→ GOAL OF THE EXERCISE
Copy each line below containing "familjen".

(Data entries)
***

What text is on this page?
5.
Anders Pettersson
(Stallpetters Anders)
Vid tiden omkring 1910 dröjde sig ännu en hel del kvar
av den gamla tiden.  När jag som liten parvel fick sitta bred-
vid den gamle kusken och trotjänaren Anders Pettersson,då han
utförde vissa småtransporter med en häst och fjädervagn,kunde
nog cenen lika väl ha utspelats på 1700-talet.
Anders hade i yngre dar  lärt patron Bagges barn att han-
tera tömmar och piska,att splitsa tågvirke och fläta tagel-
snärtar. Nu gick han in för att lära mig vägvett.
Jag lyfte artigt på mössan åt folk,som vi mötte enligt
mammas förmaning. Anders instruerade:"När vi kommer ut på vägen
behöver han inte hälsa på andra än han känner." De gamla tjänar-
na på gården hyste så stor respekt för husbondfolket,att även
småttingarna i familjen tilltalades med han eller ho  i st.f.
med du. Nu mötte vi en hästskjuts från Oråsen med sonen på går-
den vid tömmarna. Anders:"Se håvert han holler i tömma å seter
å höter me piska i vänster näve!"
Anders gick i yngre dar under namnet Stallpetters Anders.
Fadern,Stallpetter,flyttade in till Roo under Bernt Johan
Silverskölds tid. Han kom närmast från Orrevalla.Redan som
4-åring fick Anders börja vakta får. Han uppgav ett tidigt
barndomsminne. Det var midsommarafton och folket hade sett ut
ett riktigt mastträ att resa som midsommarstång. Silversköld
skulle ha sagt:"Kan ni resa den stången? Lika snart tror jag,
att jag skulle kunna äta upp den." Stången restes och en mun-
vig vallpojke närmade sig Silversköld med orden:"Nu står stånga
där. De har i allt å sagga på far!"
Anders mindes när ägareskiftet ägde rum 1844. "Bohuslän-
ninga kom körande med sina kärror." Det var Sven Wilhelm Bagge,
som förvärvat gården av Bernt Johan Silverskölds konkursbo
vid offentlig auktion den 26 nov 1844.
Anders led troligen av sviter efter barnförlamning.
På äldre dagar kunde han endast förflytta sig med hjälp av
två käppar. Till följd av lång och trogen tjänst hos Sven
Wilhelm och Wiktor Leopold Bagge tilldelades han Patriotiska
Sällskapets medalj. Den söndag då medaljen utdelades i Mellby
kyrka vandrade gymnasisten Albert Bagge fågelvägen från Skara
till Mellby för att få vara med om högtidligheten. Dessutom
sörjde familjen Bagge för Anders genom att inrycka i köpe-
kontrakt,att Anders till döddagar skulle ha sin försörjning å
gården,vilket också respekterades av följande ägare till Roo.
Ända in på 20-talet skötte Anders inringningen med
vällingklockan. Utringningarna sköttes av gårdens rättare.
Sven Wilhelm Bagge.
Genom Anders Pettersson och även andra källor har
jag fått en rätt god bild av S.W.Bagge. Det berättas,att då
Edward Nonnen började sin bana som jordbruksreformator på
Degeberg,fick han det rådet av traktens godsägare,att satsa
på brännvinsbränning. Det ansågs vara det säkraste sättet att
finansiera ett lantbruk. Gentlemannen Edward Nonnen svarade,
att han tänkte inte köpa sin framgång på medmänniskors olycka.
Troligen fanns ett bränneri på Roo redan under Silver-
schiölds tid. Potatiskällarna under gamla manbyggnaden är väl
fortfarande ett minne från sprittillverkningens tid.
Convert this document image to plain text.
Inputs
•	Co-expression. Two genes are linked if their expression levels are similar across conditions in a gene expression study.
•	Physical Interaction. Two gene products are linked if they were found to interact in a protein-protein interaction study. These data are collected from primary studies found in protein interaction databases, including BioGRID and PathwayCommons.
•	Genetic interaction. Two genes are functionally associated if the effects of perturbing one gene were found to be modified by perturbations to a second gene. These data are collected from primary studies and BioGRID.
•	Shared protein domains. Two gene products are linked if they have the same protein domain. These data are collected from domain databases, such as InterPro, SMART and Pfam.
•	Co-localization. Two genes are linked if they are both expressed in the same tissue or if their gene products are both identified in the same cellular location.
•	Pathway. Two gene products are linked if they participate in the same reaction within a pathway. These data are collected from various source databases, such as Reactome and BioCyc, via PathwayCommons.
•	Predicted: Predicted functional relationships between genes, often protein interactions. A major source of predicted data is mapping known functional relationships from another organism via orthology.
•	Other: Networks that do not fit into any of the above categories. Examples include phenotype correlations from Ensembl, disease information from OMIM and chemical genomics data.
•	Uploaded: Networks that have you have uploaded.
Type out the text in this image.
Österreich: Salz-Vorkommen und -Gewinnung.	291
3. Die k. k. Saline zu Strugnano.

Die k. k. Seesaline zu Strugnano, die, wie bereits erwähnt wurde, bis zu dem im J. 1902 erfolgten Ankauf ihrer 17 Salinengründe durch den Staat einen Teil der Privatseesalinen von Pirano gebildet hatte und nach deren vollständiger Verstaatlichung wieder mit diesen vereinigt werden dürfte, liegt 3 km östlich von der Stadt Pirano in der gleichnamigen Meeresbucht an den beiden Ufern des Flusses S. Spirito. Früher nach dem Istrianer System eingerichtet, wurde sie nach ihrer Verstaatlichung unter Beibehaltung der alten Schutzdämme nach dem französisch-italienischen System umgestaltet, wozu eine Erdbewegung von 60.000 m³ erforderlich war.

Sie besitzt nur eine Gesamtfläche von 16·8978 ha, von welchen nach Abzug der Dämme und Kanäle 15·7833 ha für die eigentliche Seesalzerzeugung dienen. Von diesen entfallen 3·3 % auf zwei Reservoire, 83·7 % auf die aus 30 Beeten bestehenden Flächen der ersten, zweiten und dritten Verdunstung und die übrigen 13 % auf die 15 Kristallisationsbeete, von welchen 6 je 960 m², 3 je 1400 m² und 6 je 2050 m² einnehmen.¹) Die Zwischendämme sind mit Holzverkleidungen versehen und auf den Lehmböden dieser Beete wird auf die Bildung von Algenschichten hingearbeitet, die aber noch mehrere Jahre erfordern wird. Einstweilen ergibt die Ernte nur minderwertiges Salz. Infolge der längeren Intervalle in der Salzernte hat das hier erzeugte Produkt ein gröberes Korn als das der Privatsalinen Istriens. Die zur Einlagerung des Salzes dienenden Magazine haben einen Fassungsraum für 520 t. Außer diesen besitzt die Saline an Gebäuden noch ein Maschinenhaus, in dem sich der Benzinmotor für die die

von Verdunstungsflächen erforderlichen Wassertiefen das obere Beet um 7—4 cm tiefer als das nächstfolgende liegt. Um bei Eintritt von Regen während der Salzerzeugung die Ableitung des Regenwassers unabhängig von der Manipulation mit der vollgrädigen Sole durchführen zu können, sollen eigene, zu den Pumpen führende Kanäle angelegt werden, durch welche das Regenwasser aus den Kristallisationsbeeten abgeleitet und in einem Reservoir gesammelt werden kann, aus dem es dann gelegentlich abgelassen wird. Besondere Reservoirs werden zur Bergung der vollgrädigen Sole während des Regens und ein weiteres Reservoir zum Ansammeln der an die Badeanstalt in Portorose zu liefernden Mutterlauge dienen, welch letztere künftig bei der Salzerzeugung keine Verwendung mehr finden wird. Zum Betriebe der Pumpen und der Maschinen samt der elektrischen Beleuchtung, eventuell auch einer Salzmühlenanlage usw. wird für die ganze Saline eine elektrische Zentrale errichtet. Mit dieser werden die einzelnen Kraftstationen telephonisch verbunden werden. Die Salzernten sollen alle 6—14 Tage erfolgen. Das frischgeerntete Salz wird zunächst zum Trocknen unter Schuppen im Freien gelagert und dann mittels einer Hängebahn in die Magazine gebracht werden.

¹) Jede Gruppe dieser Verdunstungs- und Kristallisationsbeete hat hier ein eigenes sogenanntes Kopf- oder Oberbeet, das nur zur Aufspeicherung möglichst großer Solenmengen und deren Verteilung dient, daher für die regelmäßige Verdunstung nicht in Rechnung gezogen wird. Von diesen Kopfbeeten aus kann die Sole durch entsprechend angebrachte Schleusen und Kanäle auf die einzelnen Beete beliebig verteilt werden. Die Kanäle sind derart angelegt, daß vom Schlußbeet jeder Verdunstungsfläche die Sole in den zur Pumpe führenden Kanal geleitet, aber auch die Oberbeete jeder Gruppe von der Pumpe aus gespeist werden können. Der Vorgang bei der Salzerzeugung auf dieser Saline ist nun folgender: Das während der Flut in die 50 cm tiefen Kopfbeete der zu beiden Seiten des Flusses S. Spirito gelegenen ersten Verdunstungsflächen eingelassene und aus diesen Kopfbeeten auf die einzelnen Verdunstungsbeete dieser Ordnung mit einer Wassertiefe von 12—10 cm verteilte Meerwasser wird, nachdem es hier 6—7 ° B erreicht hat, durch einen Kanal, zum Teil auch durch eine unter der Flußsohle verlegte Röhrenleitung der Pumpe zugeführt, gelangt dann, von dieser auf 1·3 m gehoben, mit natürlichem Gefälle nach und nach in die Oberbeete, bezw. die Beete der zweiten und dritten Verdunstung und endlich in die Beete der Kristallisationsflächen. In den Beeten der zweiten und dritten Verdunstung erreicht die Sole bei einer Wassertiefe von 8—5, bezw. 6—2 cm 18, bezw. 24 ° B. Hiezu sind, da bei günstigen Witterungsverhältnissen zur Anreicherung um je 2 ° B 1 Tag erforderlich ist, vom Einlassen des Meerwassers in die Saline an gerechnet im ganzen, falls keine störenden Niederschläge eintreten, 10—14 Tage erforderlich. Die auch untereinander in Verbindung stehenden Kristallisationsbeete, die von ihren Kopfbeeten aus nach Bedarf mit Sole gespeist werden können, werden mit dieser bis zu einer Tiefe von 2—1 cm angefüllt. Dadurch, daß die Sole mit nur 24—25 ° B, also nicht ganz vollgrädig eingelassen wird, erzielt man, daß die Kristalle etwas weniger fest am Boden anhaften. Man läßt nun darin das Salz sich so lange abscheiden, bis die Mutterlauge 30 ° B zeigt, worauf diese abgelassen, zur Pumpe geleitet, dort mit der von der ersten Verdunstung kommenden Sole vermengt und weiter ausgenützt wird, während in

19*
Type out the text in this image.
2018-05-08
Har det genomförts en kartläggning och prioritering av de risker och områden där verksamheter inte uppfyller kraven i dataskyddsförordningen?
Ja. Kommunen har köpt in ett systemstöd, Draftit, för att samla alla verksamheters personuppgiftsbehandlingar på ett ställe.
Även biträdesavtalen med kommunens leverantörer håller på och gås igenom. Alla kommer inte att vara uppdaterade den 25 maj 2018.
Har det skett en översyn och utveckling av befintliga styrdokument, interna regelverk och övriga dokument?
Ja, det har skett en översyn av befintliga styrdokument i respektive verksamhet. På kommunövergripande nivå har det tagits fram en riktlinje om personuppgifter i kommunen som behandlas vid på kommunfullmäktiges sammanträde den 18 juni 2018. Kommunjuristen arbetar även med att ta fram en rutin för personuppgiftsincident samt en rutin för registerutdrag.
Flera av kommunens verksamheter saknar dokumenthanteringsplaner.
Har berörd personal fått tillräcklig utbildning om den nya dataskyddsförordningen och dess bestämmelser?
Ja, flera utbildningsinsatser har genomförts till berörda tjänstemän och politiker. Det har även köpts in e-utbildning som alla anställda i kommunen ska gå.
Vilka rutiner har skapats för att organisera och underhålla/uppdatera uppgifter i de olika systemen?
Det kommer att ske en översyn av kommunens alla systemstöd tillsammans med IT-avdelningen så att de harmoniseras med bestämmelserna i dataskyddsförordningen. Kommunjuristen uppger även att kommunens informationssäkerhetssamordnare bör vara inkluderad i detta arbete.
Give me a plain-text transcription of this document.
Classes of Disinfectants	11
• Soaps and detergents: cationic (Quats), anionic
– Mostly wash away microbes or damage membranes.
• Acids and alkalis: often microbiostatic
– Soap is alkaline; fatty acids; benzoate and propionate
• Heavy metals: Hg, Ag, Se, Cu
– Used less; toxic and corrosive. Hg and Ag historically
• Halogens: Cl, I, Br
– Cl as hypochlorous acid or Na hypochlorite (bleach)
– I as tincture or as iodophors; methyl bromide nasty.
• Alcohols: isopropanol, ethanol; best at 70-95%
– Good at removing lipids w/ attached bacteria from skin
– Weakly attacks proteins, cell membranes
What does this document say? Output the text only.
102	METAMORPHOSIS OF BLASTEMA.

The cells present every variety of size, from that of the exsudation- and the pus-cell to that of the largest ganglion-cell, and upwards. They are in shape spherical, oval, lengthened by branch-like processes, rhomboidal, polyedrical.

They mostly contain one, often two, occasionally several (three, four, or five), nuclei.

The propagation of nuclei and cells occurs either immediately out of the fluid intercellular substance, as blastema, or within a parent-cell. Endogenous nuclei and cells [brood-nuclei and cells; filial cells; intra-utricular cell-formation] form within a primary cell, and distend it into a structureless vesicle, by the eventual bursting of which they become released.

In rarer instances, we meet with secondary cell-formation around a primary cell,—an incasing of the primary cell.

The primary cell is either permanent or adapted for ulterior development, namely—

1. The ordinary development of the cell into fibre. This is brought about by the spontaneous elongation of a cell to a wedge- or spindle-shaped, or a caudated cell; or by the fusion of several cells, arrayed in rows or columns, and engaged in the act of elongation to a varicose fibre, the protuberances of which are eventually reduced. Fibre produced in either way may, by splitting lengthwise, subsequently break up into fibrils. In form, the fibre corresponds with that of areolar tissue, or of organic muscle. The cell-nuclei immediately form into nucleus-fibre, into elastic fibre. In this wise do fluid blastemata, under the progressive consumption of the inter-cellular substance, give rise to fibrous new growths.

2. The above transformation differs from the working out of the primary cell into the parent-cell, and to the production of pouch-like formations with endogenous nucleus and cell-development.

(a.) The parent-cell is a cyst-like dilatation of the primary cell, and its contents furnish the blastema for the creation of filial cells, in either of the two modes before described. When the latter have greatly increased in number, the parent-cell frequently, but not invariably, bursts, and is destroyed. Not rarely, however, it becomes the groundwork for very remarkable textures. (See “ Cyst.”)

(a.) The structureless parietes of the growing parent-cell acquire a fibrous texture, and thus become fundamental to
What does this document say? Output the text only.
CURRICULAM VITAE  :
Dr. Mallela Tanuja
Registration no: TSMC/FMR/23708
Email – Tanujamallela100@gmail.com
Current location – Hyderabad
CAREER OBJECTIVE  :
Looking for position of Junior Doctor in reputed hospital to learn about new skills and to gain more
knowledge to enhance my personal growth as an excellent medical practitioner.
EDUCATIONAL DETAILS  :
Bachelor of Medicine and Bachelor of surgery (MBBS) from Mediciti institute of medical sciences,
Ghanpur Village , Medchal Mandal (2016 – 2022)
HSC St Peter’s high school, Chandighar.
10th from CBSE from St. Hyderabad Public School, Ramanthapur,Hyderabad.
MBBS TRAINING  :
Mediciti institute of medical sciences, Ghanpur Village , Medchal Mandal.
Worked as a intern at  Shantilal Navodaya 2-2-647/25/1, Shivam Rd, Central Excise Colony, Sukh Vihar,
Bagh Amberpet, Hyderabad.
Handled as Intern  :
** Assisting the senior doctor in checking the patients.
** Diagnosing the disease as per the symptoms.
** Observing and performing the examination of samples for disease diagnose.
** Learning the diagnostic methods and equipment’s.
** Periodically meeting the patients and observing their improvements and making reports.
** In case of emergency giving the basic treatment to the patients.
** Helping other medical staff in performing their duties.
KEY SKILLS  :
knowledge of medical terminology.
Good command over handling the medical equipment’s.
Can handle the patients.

***

→ RESPONSE FOR THIS EXERCISE
småttingarna i familjen tilltalades med han eller ho  i st.f.
sörjde familjen Bagge för Anders genom att inrycka i köpe-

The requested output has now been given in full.